-- Begin Supplied information --

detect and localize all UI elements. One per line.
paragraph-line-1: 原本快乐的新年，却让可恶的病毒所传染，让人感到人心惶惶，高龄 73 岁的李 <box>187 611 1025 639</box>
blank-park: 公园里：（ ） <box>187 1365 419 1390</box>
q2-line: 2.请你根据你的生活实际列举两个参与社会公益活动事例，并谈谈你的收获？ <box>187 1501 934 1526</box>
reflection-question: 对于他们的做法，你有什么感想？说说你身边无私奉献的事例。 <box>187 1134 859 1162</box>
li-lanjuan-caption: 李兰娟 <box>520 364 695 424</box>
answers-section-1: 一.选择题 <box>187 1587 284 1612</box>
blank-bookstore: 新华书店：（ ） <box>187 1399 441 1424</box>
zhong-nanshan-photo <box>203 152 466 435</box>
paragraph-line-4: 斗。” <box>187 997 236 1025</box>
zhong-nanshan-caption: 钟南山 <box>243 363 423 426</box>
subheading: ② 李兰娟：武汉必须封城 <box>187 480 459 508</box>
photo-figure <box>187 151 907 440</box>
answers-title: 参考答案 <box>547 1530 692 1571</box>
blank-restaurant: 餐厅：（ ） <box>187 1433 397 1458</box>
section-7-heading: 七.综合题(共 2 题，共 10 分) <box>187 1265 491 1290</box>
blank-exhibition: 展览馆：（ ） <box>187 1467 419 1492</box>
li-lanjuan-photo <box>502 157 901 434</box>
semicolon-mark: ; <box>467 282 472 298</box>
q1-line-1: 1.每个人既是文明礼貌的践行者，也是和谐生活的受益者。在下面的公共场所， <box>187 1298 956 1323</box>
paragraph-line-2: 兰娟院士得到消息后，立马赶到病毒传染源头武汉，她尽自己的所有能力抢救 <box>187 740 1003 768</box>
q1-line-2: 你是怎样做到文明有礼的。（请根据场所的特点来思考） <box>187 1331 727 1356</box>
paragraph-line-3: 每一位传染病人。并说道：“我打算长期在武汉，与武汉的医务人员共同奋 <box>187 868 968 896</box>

-- End Supplied information --

# Task description
Which rows contain the string "zhong", matching case exactly? Extract each of those rows in full.

# Task output
zhong-nanshan-photo <box>203 152 466 435</box>
zhong-nanshan-caption: 钟南山 <box>243 363 423 426</box>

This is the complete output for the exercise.